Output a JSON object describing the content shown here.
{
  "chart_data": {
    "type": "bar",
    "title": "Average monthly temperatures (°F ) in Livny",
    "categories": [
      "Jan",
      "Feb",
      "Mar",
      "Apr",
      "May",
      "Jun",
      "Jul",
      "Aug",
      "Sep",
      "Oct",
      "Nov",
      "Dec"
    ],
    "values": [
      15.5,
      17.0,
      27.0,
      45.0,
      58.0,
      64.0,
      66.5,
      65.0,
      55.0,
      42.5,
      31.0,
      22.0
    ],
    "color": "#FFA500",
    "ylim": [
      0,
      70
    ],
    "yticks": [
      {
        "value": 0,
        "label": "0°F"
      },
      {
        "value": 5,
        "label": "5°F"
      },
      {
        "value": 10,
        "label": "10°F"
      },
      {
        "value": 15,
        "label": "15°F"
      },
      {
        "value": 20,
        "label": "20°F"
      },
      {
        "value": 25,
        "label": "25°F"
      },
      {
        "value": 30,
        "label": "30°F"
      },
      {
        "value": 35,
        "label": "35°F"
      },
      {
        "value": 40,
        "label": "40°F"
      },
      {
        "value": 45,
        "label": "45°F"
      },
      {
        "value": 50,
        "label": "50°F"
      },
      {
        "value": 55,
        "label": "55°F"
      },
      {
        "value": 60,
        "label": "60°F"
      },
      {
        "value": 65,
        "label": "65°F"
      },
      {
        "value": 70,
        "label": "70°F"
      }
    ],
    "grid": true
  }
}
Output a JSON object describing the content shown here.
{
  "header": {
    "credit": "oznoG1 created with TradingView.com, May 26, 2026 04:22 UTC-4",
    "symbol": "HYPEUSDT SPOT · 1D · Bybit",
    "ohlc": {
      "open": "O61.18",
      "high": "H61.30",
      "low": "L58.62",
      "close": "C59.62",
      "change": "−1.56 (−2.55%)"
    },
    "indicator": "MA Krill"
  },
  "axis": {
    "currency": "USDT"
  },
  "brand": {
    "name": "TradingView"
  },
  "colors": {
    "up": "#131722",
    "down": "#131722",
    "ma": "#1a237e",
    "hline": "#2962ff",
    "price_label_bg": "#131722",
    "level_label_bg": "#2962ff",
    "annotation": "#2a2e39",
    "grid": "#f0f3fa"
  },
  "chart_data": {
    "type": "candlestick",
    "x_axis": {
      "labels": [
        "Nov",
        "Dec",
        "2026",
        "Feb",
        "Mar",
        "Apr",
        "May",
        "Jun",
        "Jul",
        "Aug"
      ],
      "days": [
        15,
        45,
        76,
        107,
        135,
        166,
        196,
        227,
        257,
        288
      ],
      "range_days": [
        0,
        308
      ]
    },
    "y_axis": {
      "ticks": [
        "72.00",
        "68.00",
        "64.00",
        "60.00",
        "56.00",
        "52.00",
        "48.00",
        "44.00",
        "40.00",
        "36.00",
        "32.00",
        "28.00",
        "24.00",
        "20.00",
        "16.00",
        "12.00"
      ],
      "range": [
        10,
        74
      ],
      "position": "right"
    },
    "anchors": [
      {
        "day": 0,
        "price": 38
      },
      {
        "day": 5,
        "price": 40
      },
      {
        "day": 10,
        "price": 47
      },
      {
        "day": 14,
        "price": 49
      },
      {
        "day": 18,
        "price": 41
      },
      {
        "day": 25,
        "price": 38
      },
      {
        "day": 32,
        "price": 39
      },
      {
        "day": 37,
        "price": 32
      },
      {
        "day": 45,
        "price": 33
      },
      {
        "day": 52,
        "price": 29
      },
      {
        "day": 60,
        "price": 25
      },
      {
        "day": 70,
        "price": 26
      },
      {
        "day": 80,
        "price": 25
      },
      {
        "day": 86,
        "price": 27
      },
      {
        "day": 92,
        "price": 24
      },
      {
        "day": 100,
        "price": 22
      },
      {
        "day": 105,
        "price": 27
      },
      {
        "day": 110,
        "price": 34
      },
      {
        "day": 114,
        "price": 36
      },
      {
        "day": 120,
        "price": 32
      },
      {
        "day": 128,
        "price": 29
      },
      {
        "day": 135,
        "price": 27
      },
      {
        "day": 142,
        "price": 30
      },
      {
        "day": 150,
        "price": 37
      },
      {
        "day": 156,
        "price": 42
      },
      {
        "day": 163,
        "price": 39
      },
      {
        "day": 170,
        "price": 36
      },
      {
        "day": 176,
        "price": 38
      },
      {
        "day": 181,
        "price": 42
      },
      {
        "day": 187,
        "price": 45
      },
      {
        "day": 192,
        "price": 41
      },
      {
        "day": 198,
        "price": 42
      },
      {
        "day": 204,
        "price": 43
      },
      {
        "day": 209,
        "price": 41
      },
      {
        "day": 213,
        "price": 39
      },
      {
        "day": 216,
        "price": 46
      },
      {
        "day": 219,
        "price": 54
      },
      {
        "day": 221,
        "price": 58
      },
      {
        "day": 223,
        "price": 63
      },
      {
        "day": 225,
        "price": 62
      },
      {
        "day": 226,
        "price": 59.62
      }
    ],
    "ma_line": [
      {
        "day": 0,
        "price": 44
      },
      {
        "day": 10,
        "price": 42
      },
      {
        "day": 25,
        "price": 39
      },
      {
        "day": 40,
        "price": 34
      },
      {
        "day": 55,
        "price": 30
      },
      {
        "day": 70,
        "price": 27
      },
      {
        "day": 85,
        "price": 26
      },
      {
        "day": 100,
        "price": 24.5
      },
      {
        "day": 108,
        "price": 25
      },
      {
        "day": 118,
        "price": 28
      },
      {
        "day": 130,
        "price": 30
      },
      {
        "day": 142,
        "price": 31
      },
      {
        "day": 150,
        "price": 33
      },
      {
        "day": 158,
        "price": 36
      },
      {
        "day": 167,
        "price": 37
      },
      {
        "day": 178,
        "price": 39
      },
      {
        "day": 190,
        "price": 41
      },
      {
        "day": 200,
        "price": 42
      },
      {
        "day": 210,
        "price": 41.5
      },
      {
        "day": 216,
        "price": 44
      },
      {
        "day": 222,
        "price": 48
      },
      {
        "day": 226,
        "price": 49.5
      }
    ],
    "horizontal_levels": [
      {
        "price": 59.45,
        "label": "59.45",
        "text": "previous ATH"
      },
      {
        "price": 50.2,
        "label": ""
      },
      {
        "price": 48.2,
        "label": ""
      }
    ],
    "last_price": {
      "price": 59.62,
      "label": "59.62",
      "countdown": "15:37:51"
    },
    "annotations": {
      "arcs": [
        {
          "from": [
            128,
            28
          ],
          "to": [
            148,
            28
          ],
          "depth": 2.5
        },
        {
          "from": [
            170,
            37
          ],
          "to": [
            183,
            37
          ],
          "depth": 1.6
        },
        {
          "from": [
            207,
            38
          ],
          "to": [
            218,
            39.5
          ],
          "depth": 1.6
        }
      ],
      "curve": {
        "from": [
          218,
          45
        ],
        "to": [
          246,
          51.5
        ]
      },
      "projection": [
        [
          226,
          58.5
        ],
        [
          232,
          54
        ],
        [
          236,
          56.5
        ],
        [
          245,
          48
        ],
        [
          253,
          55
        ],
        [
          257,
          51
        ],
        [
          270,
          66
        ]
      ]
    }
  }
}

» **Written exercise**: Please reproduce every line of the material word for word.

» **Response**:
Output a JSON object describing the content shown here.
{
  "chart_data": {
    "type": "bar",
    "title": "Average monthly temperatures (°F ) in Livny",
    "categories": [
      "Jan",
      "Feb",
      "Mar",
      "Apr",
      "May",
      "Jun",
      "Jul",
      "Aug",
      "Sep",
      "Oct",
      "Nov",
      "Dec"
    ],
    "values": [
      15.5,
      17.0,
      27.0,
      45.0,
      58.0,
      64.0,
      66.5,
      65.0,
      55.0,
      42.5,
      31.0,
      22.0
    ],
    "color": "#FFA500",
    "ylim": [
      0,
      70
    ],
    "yticks": [
      {
        "value": 0,
        "label": "0°F"
      },
      {
        "value": 5,
        "label": "5°F"
      },
      {
        "value": 10,
        "label": "10°F"
      },
      {
        "value": 15,
        "label": "15°F"
      },
      {
        "value": 20,
        "label": "20°F"
      },
      {
        "value": 25,
        "label": "25°F"
      },
      {
        "value": 30,
        "label": "30°F"
      },
      {
        "value": 35,
        "label": "35°F"
      },
      {
        "value": 40,
        "label": "40°F"
      },
      {
        "value": 45,
        "label": "45°F"
      },
      {
        "value": 50,
        "label": "50°F"
      },
      {
        "value": 55,
        "label": "55°F"
      },
      {
        "value": 60,
        "label": "60°F"
      },
      {
        "value": 65,
        "label": "65°F"
      },
      {
        "value": 70,
        "label": "70°F"
      }
    ],
    "grid": true
  }
}
Output a JSON object describing the content shown here.
{
  "header": {
    "credit": "oznoG1 created with TradingView.com, May 26, 2026 04:22 UTC-4",
    "symbol": "HYPEUSDT SPOT · 1D · Bybit",
    "ohlc": {
      "open": "O61.18",
      "high": "H61.30",
      "low": "L58.62",
      "close": "C59.62",
      "change": "−1.56 (−2.55%)"
    },
    "indicator": "MA Krill"
  },
  "axis": {
    "currency": "USDT"
  },
  "brand": {
    "name": "TradingView"
  },
  "colors": {
    "up": "#131722",
    "down": "#131722",
    "ma": "#1a237e",
    "hline": "#2962ff",
    "price_label_bg": "#131722",
    "level_label_bg": "#2962ff",
    "annotation": "#2a2e39",
    "grid": "#f0f3fa"
  },
  "chart_data": {
    "type": "candlestick",
    "x_axis": {
      "labels": [
        "Nov",
        "Dec",
        "2026",
        "Feb",
        "Mar",
        "Apr",
        "May",
        "Jun",
        "Jul",
        "Aug"
      ],
      "days": [
        15,
        45,
        76,
        107,
        135,
        166,
        196,
        227,
        257,
        288
      ],
      "range_days": [
        0,
        308
      ]
    },
    "y_axis": {
      "ticks": [
        "72.00",
        "68.00",
        "64.00",
        "60.00",
        "56.00",
        "52.00",
        "48.00",
        "44.00",
        "40.00",
        "36.00",
        "32.00",
        "28.00",
        "24.00",
        "20.00",
        "16.00",
        "12.00"
      ],
      "range": [
        10,
        74
      ],
      "position": "right"
    },
    "anchors": [
      {
        "day": 0,
        "price": 38
      },
      {
        "day": 5,
        "price": 40
      },
      {
        "day": 10,
        "price": 47
      },
      {
        "day": 14,
        "price": 49
      },
      {
        "day": 18,
        "price": 41
      },
      {
        "day": 25,
        "price": 38
      },
      {
        "day": 32,
        "price": 39
      },
      {
        "day": 37,
        "price": 32
      },
      {
        "day": 45,
        "price": 33
      },
      {
        "day": 52,
        "price": 29
      },
      {
        "day": 60,
        "price": 25
      },
      {
        "day": 70,
        "price": 26
      },
      {
        "day": 80,
        "price": 25
      },
      {
        "day": 86,
        "price": 27
      },
      {
        "day": 92,
        "price": 24
      },
      {
        "day": 100,
        "price": 22
      },
      {
        "day": 105,
        "price": 27
      },
      {
        "day": 110,
        "price": 34
      },
      {
        "day": 114,
        "price": 36
      },
      {
        "day": 120,
        "price": 32
      },
      {
        "day": 128,
        "price": 29
      },
      {
        "day": 135,
        "price": 27
      },
      {
        "day": 142,
        "price": 30
      },
      {
        "day": 150,
        "price": 37
      },
      {
        "day": 156,
        "price": 42
      },
      {
        "day": 163,
        "price": 39
      },
      {
        "day": 170,
        "price": 36
      },
      {
        "day": 176,
        "price": 38
      },
      {
        "day": 181,
        "price": 42
      },
      {
        "day": 187,
        "price": 45
      },
      {
        "day": 192,
        "price": 41
      },
      {
        "day": 198,
        "price": 42
      },
      {
        "day": 204,
        "price": 43
      },
      {
        "day": 209,
        "price": 41
      },
      {
        "day": 213,
        "price": 39
      },
      {
        "day": 216,
        "price": 46
      },
      {
        "day": 219,
        "price": 54
      },
      {
        "day": 221,
        "price": 58
      },
      {
        "day": 223,
        "price": 63
      },
      {
        "day": 225,
        "price": 62
      },
      {
        "day": 226,
        "price": 59.62
      }
    ],
    "ma_line": [
      {
        "day": 0,
        "price": 44
      },
      {
        "day": 10,
        "price": 42
      },
      {
        "day": 25,
        "price": 39
      },
      {
        "day": 40,
        "price": 34
      },
      {
        "day": 55,
        "price": 30
      },
      {
        "day": 70,
        "price": 27
      },
      {
        "day": 85,
        "price": 26
      },
      {
        "day": 100,
        "price": 24.5
      },
      {
        "day": 108,
        "price": 25
      },
      {
        "day": 118,
        "price": 28
      },
      {
        "day": 130,
        "price": 30
      },
      {
        "day": 142,
        "price": 31
      },
      {
        "day": 150,
        "price": 33
      },
      {
        "day": 158,
        "price": 36
      },
      {
        "day": 167,
        "price": 37
      },
      {
        "day": 178,
        "price": 39
      },
      {
        "day": 190,
        "price": 41
      },
      {
        "day": 200,
        "price": 42
      },
      {
        "day": 210,
        "price": 41.5
      },
      {
        "day": 216,
        "price": 44
      },
      {
        "day": 222,
        "price": 48
      },
      {
        "day": 226,
        "price": 49.5
      }
    ],
    "horizontal_levels": [
      {
        "price": 59.45,
        "label": "59.45",
        "text": "previous ATH"
      },
      {
        "price": 50.2,
        "label": ""
      },
      {
        "price": 48.2,
        "label": ""
      }
    ],
    "last_price": {
      "price": 59.62,
      "label": "59.62",
      "countdown": "15:37:51"
    },
    "annotations": {
      "arcs": [
        {
          "from": [
            128,
            28
          ],
          "to": [
            148,
            28
          ],
          "depth": 2.5
        },
        {
          "from": [
            170,
            37
          ],
          "to": [
            183,
            37
          ],
          "depth": 1.6
        },
        {
          "from": [
            207,
            38
          ],
          "to": [
            218,
            39.5
          ],
          "depth": 1.6
        }
      ],
      "curve": {
        "from": [
          218,
          45
        ],
        "to": [
          246,
          51.5
        ]
      },
      "projection": [
        [
          226,
          58.5
        ],
        [
          232,
          54
        ],
        [
          236,
          56.5
        ],
        [
          245,
          48
        ],
        [
          253,
          55
        ],
        [
          257,
          51
        ],
        [
          270,
          66
        ]
      ]
    }
  }
}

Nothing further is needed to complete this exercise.